--- START OF Records to use ---

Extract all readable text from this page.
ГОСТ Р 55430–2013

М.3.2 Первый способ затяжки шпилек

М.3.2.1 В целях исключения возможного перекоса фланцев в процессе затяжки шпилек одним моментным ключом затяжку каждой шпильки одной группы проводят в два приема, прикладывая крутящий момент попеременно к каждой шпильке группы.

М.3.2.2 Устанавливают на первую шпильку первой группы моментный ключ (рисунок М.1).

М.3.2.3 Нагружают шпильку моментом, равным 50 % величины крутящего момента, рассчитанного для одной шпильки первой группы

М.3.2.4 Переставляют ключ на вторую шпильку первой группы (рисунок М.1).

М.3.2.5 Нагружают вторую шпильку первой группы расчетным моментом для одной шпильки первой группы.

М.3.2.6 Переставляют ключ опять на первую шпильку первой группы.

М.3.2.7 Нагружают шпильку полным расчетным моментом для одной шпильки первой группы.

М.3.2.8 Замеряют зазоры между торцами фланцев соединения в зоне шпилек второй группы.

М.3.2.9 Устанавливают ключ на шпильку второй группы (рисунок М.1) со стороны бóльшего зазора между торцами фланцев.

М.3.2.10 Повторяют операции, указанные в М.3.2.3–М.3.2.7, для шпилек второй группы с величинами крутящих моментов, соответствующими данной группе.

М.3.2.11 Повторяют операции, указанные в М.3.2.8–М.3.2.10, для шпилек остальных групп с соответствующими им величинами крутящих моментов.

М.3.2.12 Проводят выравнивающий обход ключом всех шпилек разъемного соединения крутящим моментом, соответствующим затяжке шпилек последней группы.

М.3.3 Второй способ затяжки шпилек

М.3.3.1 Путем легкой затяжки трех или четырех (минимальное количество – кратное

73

--- END OF Records to use ---

_Task requirements_: All of the entries above must be quoted exactly.

_Finished exercise_:
Extract all readable text from this page.
ГОСТ Р 55430–2013

М.3.2 Первый способ затяжки шпилек

М.3.2.1 В целях исключения возможного перекоса фланцев в процессе затяжки шпилек одним моментным ключом затяжку каждой шпильки одной группы проводят в два приема, прикладывая крутящий момент попеременно к каждой шпильке группы.

М.3.2.2 Устанавливают на первую шпильку первой группы моментный ключ (рисунок М.1).

М.3.2.3 Нагружают шпильку моментом, равным 50 % величины крутящего момента, рассчитанного для одной шпильки первой группы

М.3.2.4 Переставляют ключ на вторую шпильку первой группы (рисунок М.1).

М.3.2.5 Нагружают вторую шпильку первой группы расчетным моментом для одной шпильки первой группы.

М.3.2.6 Переставляют ключ опять на первую шпильку первой группы.

М.3.2.7 Нагружают шпильку полным расчетным моментом для одной шпильки первой группы.

М.3.2.8 Замеряют зазоры между торцами фланцев соединения в зоне шпилек второй группы.

М.3.2.9 Устанавливают ключ на шпильку второй группы (рисунок М.1) со стороны бóльшего зазора между торцами фланцев.

М.3.2.10 Повторяют операции, указанные в М.3.2.3–М.3.2.7, для шпилек второй группы с величинами крутящих моментов, соответствующими данной группе.

М.3.2.11 Повторяют операции, указанные в М.3.2.8–М.3.2.10, для шпилек остальных групп с соответствующими им величинами крутящих моментов.

М.3.2.12 Проводят выравнивающий обход ключом всех шпилек разъемного соединения крутящим моментом, соответствующим затяжке шпилек последней группы.

М.3.3 Второй способ затяжки шпилек

М.3.3.1 Путем легкой затяжки трех или четырех (минимальное количество – кратное

73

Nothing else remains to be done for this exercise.